» **WORK TO BE COMPLETED**
Reproduce all entries verbatim, with nothing added or dropped.

Segment Open

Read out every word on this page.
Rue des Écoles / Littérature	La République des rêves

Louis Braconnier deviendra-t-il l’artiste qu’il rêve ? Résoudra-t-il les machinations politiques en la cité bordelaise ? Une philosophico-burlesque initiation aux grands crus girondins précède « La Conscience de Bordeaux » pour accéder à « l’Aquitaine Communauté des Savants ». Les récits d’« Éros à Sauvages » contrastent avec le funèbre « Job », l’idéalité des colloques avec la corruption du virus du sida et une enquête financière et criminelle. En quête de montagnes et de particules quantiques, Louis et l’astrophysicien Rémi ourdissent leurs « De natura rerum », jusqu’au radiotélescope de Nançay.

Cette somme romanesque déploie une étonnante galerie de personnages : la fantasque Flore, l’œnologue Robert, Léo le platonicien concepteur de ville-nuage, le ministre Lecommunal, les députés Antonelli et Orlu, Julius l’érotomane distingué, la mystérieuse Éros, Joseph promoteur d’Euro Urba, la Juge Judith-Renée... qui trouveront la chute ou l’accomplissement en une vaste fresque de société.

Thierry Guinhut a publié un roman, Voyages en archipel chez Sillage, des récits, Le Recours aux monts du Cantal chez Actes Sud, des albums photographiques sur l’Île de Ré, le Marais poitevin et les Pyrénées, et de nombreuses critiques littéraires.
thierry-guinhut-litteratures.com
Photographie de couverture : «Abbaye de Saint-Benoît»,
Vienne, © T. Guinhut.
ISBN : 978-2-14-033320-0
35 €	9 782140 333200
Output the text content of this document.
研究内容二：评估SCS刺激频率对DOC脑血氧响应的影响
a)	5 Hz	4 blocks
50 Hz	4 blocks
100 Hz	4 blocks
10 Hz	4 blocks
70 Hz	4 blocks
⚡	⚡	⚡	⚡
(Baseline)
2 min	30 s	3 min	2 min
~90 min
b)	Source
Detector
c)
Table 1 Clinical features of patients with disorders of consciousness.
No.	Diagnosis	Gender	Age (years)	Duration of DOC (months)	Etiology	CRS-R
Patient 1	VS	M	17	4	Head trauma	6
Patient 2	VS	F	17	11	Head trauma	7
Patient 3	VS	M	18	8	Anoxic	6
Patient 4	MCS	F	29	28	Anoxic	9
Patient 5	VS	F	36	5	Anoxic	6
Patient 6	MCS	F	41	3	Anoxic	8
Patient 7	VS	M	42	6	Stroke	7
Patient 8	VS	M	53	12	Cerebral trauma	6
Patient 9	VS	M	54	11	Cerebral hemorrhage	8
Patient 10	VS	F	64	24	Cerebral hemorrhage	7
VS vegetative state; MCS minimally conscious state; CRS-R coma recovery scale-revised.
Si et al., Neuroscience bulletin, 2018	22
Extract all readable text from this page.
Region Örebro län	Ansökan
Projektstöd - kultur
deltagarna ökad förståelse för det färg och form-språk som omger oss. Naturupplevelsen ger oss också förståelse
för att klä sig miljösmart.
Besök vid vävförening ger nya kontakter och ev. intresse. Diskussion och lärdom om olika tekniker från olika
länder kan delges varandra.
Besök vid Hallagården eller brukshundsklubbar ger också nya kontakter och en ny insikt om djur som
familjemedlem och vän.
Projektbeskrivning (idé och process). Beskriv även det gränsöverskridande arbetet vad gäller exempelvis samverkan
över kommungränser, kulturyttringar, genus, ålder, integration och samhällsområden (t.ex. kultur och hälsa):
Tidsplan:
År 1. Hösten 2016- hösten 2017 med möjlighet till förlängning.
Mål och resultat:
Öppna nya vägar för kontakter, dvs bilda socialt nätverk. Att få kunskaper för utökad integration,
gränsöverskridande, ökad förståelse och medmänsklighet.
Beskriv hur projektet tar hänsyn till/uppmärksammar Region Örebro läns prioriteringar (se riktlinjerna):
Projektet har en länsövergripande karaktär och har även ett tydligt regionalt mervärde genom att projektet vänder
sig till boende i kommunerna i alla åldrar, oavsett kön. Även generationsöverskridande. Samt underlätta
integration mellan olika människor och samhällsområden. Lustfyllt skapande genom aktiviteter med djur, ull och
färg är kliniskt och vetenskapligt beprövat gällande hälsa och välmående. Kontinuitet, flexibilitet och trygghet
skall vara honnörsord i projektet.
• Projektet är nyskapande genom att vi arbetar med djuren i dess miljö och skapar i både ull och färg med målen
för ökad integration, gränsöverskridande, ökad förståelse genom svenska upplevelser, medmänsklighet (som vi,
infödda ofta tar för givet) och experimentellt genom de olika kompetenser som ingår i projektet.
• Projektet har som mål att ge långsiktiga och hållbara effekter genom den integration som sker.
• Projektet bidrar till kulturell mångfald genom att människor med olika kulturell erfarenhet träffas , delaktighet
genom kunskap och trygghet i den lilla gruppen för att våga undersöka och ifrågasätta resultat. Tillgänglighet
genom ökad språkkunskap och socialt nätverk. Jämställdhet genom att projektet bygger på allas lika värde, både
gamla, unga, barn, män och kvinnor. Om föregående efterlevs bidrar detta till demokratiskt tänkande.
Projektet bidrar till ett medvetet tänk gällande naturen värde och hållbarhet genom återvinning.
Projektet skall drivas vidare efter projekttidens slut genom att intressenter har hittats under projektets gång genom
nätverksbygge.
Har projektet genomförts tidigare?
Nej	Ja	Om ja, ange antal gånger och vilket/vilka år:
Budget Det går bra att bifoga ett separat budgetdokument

Segment Closed

» **TASK ANSWER**
Read out every word on this page.
Rue des Écoles / Littérature	La République des rêves

Louis Braconnier deviendra-t-il l’artiste qu’il rêve ? Résoudra-t-il les machinations politiques en la cité bordelaise ? Une philosophico-burlesque initiation aux grands crus girondins précède « La Conscience de Bordeaux » pour accéder à « l’Aquitaine Communauté des Savants ». Les récits d’« Éros à Sauvages » contrastent avec le funèbre « Job », l’idéalité des colloques avec la corruption du virus du sida et une enquête financière et criminelle. En quête de montagnes et de particules quantiques, Louis et l’astrophysicien Rémi ourdissent leurs « De natura rerum », jusqu’au radiotélescope de Nançay.

Cette somme romanesque déploie une étonnante galerie de personnages : la fantasque Flore, l’œnologue Robert, Léo le platonicien concepteur de ville-nuage, le ministre Lecommunal, les députés Antonelli et Orlu, Julius l’érotomane distingué, la mystérieuse Éros, Joseph promoteur d’Euro Urba, la Juge Judith-Renée... qui trouveront la chute ou l’accomplissement en une vaste fresque de société.

Thierry Guinhut a publié un roman, Voyages en archipel chez Sillage, des récits, Le Recours aux monts du Cantal chez Actes Sud, des albums photographiques sur l’Île de Ré, le Marais poitevin et les Pyrénées, et de nombreuses critiques littéraires.
thierry-guinhut-litteratures.com
Photographie de couverture : «Abbaye de Saint-Benoît»,
Vienne, © T. Guinhut.
ISBN : 978-2-14-033320-0
35 €	9 782140 333200
Output the text content of this document.
研究内容二：评估SCS刺激频率对DOC脑血氧响应的影响
a)	5 Hz	4 blocks
50 Hz	4 blocks
100 Hz	4 blocks
10 Hz	4 blocks
70 Hz	4 blocks
⚡	⚡	⚡	⚡
(Baseline)
2 min	30 s	3 min	2 min
~90 min
b)	Source
Detector
c)
Table 1 Clinical features of patients with disorders of consciousness.
No.	Diagnosis	Gender	Age (years)	Duration of DOC (months)	Etiology	CRS-R
Patient 1	VS	M	17	4	Head trauma	6
Patient 2	VS	F	17	11	Head trauma	7
Patient 3	VS	M	18	8	Anoxic	6
Patient 4	MCS	F	29	28	Anoxic	9
Patient 5	VS	F	36	5	Anoxic	6
Patient 6	MCS	F	41	3	Anoxic	8
Patient 7	VS	M	42	6	Stroke	7
Patient 8	VS	M	53	12	Cerebral trauma	6
Patient 9	VS	M	54	11	Cerebral hemorrhage	8
Patient 10	VS	F	64	24	Cerebral hemorrhage	7
VS vegetative state; MCS minimally conscious state; CRS-R coma recovery scale-revised.
Si et al., Neuroscience bulletin, 2018	22
Extract all readable text from this page.
Region Örebro län	Ansökan
Projektstöd - kultur
deltagarna ökad förståelse för det färg och form-språk som omger oss. Naturupplevelsen ger oss också förståelse
för att klä sig miljösmart.
Besök vid vävförening ger nya kontakter och ev. intresse. Diskussion och lärdom om olika tekniker från olika
länder kan delges varandra.
Besök vid Hallagården eller brukshundsklubbar ger också nya kontakter och en ny insikt om djur som
familjemedlem och vän.
Projektbeskrivning (idé och process). Beskriv även det gränsöverskridande arbetet vad gäller exempelvis samverkan
över kommungränser, kulturyttringar, genus, ålder, integration och samhällsområden (t.ex. kultur och hälsa):
Tidsplan:
År 1. Hösten 2016- hösten 2017 med möjlighet till förlängning.
Mål och resultat:
Öppna nya vägar för kontakter, dvs bilda socialt nätverk. Att få kunskaper för utökad integration,
gränsöverskridande, ökad förståelse och medmänsklighet.
Beskriv hur projektet tar hänsyn till/uppmärksammar Region Örebro läns prioriteringar (se riktlinjerna):
Projektet har en länsövergripande karaktär och har även ett tydligt regionalt mervärde genom att projektet vänder
sig till boende i kommunerna i alla åldrar, oavsett kön. Även generationsöverskridande. Samt underlätta
integration mellan olika människor och samhällsområden. Lustfyllt skapande genom aktiviteter med djur, ull och
färg är kliniskt och vetenskapligt beprövat gällande hälsa och välmående. Kontinuitet, flexibilitet och trygghet
skall vara honnörsord i projektet.
• Projektet är nyskapande genom att vi arbetar med djuren i dess miljö och skapar i både ull och färg med målen
för ökad integration, gränsöverskridande, ökad förståelse genom svenska upplevelser, medmänsklighet (som vi,
infödda ofta tar för givet) och experimentellt genom de olika kompetenser som ingår i projektet.
• Projektet har som mål att ge långsiktiga och hållbara effekter genom den integration som sker.
• Projektet bidrar till kulturell mångfald genom att människor med olika kulturell erfarenhet träffas , delaktighet
genom kunskap och trygghet i den lilla gruppen för att våga undersöka och ifrågasätta resultat. Tillgänglighet
genom ökad språkkunskap och socialt nätverk. Jämställdhet genom att projektet bygger på allas lika värde, både
gamla, unga, barn, män och kvinnor. Om föregående efterlevs bidrar detta till demokratiskt tänkande.
Projektet bidrar till ett medvetet tänk gällande naturen värde och hållbarhet genom återvinning.
Projektet skall drivas vidare efter projekttidens slut genom att intressenter har hittats under projektets gång genom
nätverksbygge.
Har projektet genomförts tidigare?
Nej	Ja	Om ja, ange antal gånger och vilket/vilka år:
Budget Det går bra att bifoga ett separat budgetdokument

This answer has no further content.